**Written request**
Without the pictures, set down the records below word for word.

(Records about charts and figures)
-- begin --
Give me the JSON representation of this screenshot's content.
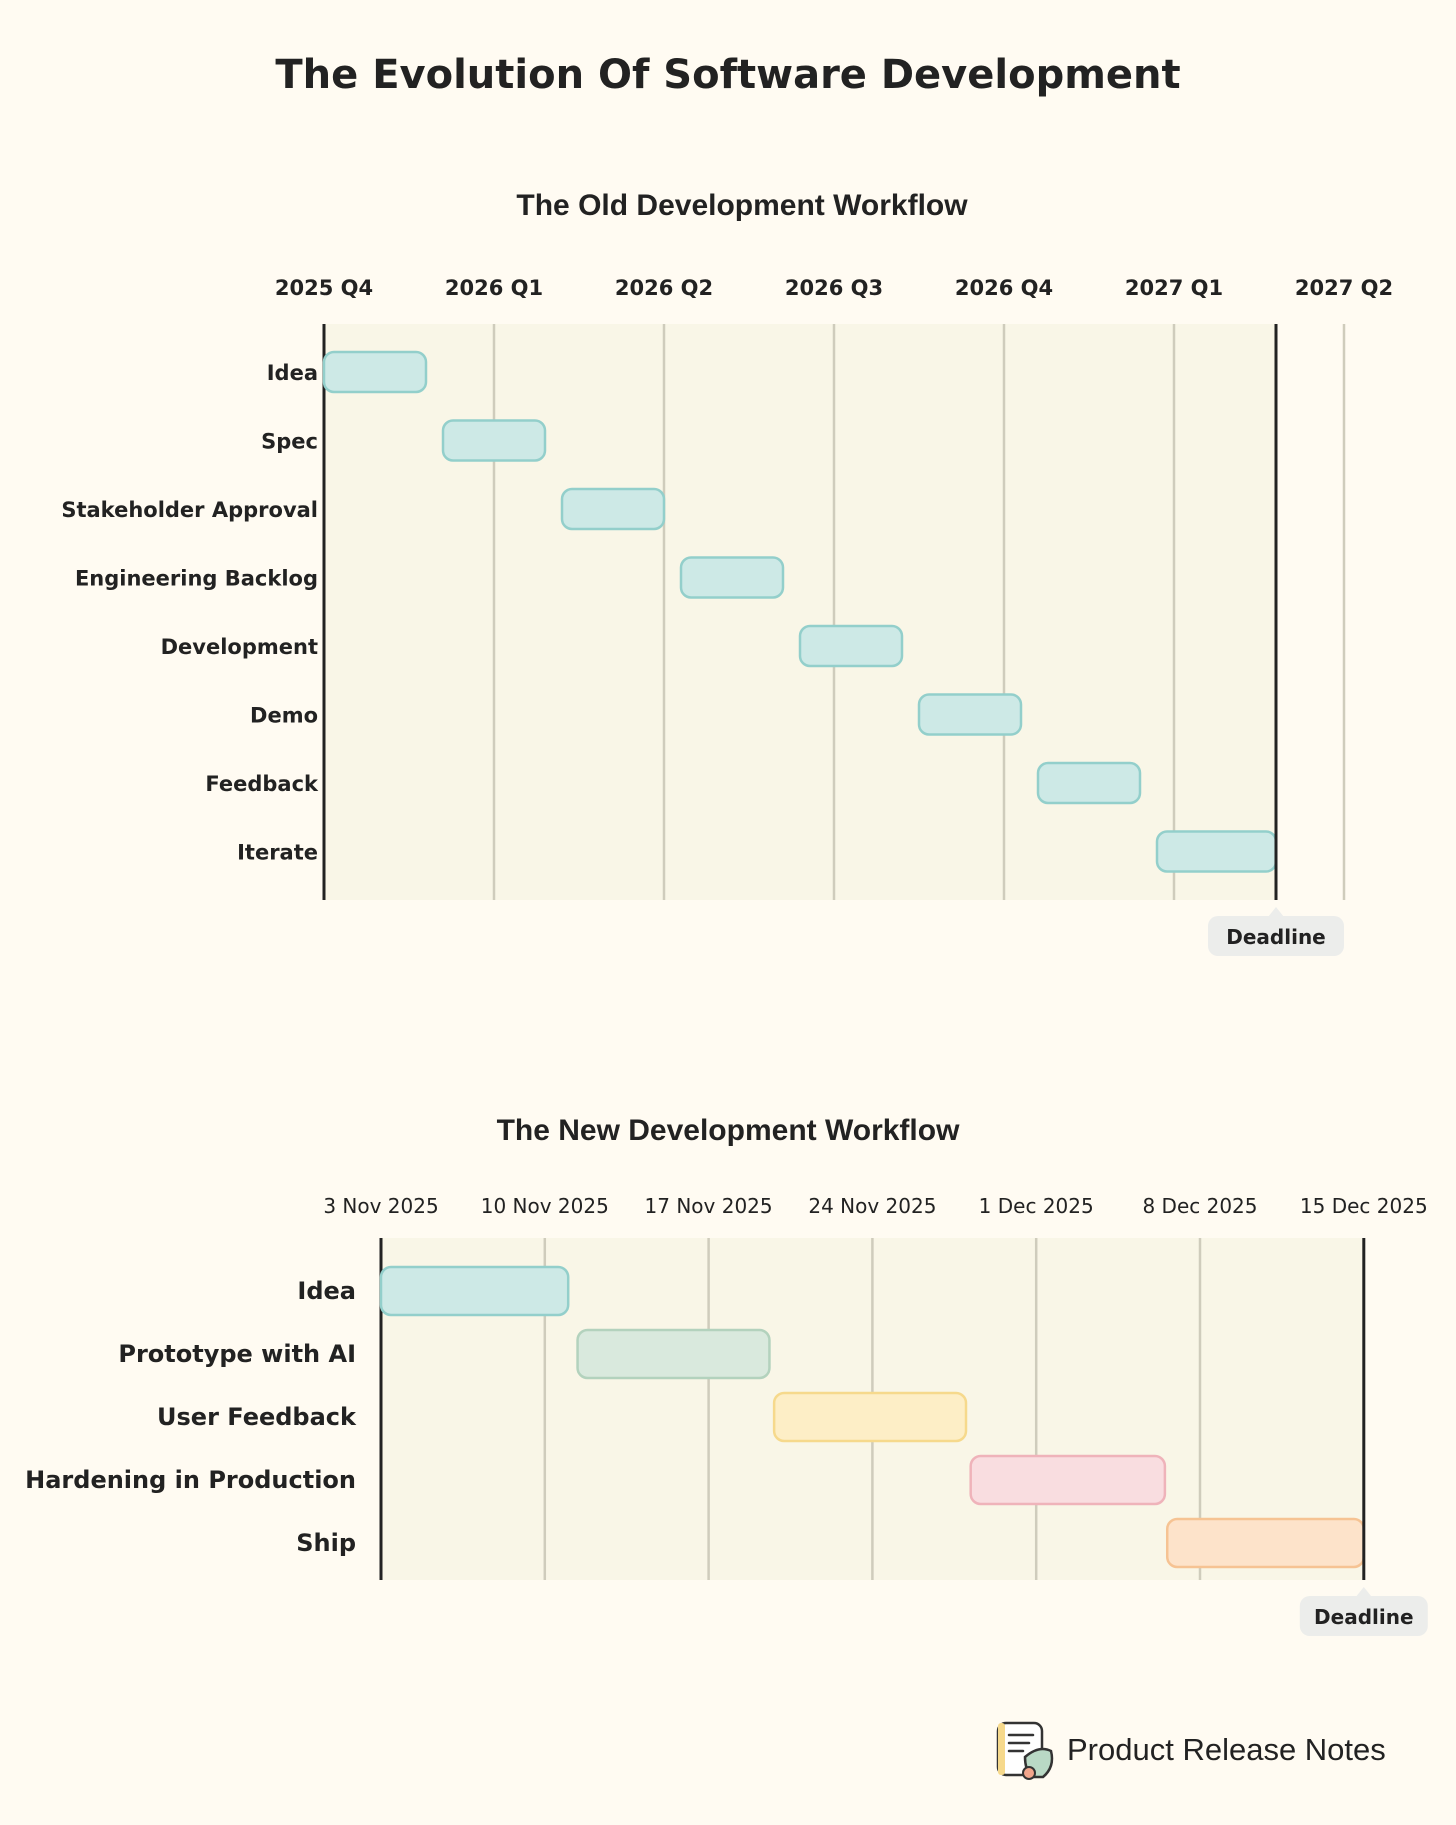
{
  "title": "The Evolution Of Software Development",
  "chart_data": [
    {
      "type": "gantt",
      "title": "The Old Development Workflow",
      "x_ticks": [
        "2025 Q4",
        "2026 Q1",
        "2026 Q2",
        "2026 Q3",
        "2026 Q4",
        "2027 Q1",
        "2027 Q2"
      ],
      "tasks": [
        {
          "label": "Idea",
          "start": 0.0,
          "end": 0.6
        },
        {
          "label": "Spec",
          "start": 0.7,
          "end": 1.3
        },
        {
          "label": "Stakeholder Approval",
          "start": 1.4,
          "end": 2.0
        },
        {
          "label": "Engineering Backlog",
          "start": 2.1,
          "end": 2.7
        },
        {
          "label": "Development",
          "start": 2.8,
          "end": 3.4
        },
        {
          "label": "Demo",
          "start": 3.5,
          "end": 4.1
        },
        {
          "label": "Feedback",
          "start": 4.2,
          "end": 4.8
        },
        {
          "label": "Iterate",
          "start": 4.9,
          "end": 5.6
        }
      ],
      "x_unit": "quarters since 2025 Q4",
      "deadline": {
        "label": "Deadline",
        "value": 5.6
      },
      "colors": {
        "bar_fill": "#cde9e6",
        "bar_stroke": "#93cfcb"
      }
    },
    {
      "type": "gantt",
      "title": "The New Development Workflow",
      "x_ticks": [
        "3 Nov 2025",
        "10 Nov 2025",
        "17 Nov 2025",
        "24 Nov 2025",
        "1 Dec 2025",
        "8 Dec 2025",
        "15 Dec 2025"
      ],
      "tasks": [
        {
          "label": "Idea",
          "start": 0,
          "end": 8,
          "fill": "#cde9e6",
          "stroke": "#93cfcb"
        },
        {
          "label": "Prototype with AI",
          "start": 8.4,
          "end": 16.6,
          "fill": "#d9e9dd",
          "stroke": "#b3d2bd"
        },
        {
          "label": "User Feedback",
          "start": 16.8,
          "end": 25,
          "fill": "#fdeec6",
          "stroke": "#f6d98c"
        },
        {
          "label": "Hardening in Production",
          "start": 25.2,
          "end": 33.5,
          "fill": "#f9dde0",
          "stroke": "#efb3ba"
        },
        {
          "label": "Ship",
          "start": 33.6,
          "end": 42,
          "fill": "#fde3ca",
          "stroke": "#f6c393"
        }
      ],
      "x_unit": "days since 3 Nov 2025",
      "deadline": {
        "label": "Deadline",
        "value": 42
      }
    }
  ],
  "brand": {
    "name": "Product Release Notes"
  }
}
-- end --
**The result**
Give me the JSON representation of this screenshot's content.
{
  "title": "The Evolution Of Software Development",
  "chart_data": [
    {
      "type": "gantt",
      "title": "The Old Development Workflow",
      "x_ticks": [
        "2025 Q4",
        "2026 Q1",
        "2026 Q2",
        "2026 Q3",
        "2026 Q4",
        "2027 Q1",
        "2027 Q2"
      ],
      "tasks": [
        {
          "label": "Idea",
          "start": 0.0,
          "end": 0.6
        },
        {
          "label": "Spec",
          "start": 0.7,
          "end": 1.3
        },
        {
          "label": "Stakeholder Approval",
          "start": 1.4,
          "end": 2.0
        },
        {
          "label": "Engineering Backlog",
          "start": 2.1,
          "end": 2.7
        },
        {
          "label": "Development",
          "start": 2.8,
          "end": 3.4
        },
        {
          "label": "Demo",
          "start": 3.5,
          "end": 4.1
        },
        {
          "label": "Feedback",
          "start": 4.2,
          "end": 4.8
        },
        {
          "label": "Iterate",
          "start": 4.9,
          "end": 5.6
        }
      ],
      "x_unit": "quarters since 2025 Q4",
      "deadline": {
        "label": "Deadline",
        "value": 5.6
      },
      "colors": {
        "bar_fill": "#cde9e6",
        "bar_stroke": "#93cfcb"
      }
    },
    {
      "type": "gantt",
      "title": "The New Development Workflow",
      "x_ticks": [
        "3 Nov 2025",
        "10 Nov 2025",
        "17 Nov 2025",
        "24 Nov 2025",
        "1 Dec 2025",
        "8 Dec 2025",
        "15 Dec 2025"
      ],
      "tasks": [
        {
          "label": "Idea",
          "start": 0,
          "end": 8,
          "fill": "#cde9e6",
          "stroke": "#93cfcb"
        },
        {
          "label": "Prototype with AI",
          "start": 8.4,
          "end": 16.6,
          "fill": "#d9e9dd",
          "stroke": "#b3d2bd"
        },
        {
          "label": "User Feedback",
          "start": 16.8,
          "end": 25,
          "fill": "#fdeec6",
          "stroke": "#f6d98c"
        },
        {
          "label": "Hardening in Production",
          "start": 25.2,
          "end": 33.5,
          "fill": "#f9dde0",
          "stroke": "#efb3ba"
        },
        {
          "label": "Ship",
          "start": 33.6,
          "end": 42,
          "fill": "#fde3ca",
          "stroke": "#f6c393"
        }
      ],
      "x_unit": "days since 3 Nov 2025",
      "deadline": {
        "label": "Deadline",
        "value": 42
      }
    }
  ],
  "brand": {
    "name": "Product Release Notes"
  }
}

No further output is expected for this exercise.